[MATERIAL SHOWN]
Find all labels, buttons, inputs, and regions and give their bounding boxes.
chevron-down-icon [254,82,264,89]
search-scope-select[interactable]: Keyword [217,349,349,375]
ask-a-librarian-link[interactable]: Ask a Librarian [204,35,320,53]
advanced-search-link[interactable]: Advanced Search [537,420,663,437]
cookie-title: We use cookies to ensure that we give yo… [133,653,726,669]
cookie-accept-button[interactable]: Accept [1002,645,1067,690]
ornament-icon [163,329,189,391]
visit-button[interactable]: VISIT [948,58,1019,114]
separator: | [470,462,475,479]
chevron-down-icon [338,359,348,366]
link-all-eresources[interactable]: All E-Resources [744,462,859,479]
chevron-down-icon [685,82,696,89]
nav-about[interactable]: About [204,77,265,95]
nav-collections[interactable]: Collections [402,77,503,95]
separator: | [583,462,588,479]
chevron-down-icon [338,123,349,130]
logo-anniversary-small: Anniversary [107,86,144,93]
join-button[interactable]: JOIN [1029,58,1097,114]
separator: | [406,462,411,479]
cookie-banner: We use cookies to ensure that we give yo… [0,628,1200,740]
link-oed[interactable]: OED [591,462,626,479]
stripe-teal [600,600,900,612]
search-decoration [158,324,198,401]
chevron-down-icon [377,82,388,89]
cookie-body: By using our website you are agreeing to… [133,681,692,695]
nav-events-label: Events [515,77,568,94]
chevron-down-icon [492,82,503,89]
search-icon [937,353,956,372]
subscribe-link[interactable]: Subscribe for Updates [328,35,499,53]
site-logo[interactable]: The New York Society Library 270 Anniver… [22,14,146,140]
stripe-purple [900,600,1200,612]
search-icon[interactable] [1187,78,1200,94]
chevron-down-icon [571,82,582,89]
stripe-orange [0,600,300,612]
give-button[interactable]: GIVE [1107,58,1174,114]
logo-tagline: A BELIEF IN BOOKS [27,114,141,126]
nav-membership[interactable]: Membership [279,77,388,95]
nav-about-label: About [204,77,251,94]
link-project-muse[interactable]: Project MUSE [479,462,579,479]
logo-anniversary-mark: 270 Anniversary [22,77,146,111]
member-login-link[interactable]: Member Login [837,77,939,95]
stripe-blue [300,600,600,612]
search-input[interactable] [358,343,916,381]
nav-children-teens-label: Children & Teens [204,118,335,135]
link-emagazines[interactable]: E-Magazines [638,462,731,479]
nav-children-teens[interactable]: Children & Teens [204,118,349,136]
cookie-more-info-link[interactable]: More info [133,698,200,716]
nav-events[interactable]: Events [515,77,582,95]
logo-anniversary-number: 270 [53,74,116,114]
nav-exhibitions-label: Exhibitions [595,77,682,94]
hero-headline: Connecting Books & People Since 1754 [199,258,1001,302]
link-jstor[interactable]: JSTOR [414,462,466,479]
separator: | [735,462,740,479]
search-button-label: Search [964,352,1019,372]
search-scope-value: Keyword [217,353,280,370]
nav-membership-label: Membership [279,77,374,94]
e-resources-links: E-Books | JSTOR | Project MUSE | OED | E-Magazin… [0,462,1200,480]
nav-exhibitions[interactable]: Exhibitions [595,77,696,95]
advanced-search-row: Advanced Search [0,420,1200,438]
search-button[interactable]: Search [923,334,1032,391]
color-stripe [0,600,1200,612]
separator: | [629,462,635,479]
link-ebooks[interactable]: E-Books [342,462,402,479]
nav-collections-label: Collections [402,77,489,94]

[SET EXERCISE]
Return the items word for word, starting with the first line and ending after the line that contains "ask-a-librarian-link[interactable]: Ask a".

[EXPECTED ANSWER]
Find all labels, buttons, inputs, and regions and give their bounding boxes.
chevron-down-icon [254,82,264,89]
search-scope-select[interactable]: Keyword [217,349,349,375]
ask-a-librarian-link[interactable]: Ask a Librarian [204,35,320,53]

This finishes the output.